Set exercise: Read the listing below and copy out every line that holds "description".

Source material:
--- --- ---

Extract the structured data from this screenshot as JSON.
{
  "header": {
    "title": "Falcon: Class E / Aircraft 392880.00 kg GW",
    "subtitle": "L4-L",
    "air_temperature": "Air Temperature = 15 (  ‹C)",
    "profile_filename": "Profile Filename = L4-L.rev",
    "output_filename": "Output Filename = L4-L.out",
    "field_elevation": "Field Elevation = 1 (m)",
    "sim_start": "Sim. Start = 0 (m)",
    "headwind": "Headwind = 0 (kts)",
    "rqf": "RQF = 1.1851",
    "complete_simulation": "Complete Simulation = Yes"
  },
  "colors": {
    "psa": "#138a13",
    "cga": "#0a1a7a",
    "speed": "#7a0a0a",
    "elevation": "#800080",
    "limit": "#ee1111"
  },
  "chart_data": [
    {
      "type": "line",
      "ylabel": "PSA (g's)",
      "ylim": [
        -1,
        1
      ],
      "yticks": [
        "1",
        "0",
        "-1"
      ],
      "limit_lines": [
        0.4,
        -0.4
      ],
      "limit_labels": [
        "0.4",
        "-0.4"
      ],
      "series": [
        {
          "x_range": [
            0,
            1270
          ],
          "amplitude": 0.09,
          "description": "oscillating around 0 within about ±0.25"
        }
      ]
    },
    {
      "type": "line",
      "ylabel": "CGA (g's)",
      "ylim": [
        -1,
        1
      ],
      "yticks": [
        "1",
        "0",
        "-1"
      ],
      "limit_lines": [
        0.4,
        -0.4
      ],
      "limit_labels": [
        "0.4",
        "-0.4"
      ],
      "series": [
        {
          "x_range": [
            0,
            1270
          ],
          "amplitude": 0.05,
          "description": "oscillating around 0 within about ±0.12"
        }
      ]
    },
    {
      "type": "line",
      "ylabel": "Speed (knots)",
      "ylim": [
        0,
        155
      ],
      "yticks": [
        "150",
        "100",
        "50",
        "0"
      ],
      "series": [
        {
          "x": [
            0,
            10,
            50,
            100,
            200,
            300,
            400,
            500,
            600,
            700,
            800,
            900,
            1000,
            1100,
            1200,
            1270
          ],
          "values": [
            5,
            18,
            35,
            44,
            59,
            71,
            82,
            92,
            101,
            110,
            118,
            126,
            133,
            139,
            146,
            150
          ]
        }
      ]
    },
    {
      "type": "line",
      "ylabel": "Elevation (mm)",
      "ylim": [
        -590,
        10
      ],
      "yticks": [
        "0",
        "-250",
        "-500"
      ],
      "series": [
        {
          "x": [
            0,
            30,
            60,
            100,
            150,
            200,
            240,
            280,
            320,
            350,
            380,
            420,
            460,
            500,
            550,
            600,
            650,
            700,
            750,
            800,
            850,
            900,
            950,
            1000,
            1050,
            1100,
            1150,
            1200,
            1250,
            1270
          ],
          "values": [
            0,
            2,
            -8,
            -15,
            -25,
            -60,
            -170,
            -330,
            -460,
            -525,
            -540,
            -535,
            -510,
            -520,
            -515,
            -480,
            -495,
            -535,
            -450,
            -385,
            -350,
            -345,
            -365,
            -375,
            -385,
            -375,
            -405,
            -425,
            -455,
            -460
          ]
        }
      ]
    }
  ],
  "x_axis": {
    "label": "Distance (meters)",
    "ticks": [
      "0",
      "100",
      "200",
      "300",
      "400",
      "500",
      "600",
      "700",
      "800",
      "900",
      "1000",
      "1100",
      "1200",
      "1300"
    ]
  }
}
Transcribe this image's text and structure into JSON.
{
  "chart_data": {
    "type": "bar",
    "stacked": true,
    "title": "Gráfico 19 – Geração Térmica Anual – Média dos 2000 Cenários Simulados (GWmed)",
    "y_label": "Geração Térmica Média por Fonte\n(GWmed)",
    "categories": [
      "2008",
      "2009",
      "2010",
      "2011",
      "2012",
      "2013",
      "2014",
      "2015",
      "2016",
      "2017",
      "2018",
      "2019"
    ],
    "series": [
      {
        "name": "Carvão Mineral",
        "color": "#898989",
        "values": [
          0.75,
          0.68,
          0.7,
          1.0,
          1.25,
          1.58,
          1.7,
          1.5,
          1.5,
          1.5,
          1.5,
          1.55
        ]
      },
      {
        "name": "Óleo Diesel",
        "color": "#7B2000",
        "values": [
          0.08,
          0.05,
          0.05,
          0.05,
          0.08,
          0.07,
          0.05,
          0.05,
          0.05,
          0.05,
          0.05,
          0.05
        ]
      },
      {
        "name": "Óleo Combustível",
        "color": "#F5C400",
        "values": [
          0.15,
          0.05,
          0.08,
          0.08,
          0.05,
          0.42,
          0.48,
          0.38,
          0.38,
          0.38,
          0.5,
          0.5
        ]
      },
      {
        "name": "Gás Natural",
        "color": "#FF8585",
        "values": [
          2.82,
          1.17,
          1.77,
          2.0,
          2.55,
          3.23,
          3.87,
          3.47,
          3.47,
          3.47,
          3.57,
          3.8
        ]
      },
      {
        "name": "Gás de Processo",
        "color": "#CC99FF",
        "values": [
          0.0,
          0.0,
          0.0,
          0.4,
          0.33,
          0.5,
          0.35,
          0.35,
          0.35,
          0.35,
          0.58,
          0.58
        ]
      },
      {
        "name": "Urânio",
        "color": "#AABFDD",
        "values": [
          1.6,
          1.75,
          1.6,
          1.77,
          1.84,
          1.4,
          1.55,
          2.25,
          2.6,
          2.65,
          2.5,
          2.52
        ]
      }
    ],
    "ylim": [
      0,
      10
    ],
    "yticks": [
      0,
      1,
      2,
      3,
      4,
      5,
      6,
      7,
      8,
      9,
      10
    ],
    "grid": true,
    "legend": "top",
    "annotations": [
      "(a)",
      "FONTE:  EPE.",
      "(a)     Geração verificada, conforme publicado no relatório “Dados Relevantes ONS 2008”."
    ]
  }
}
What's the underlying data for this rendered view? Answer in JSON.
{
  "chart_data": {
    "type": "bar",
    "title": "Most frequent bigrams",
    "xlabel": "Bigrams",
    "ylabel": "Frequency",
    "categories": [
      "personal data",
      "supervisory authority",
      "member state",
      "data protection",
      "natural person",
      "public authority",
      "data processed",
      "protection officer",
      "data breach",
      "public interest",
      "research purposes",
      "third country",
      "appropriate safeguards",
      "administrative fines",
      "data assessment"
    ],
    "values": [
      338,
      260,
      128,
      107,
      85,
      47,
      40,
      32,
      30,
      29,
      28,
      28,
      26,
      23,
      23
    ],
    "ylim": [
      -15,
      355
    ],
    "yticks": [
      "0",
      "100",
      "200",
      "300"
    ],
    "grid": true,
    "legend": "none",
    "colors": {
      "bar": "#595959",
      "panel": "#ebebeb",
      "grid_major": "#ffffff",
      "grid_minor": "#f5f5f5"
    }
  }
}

--- --- ---

Written solution:
          "description": "oscillating around 0 within about ±0.25"
          "description": "oscillating around 0 within about ±0.12"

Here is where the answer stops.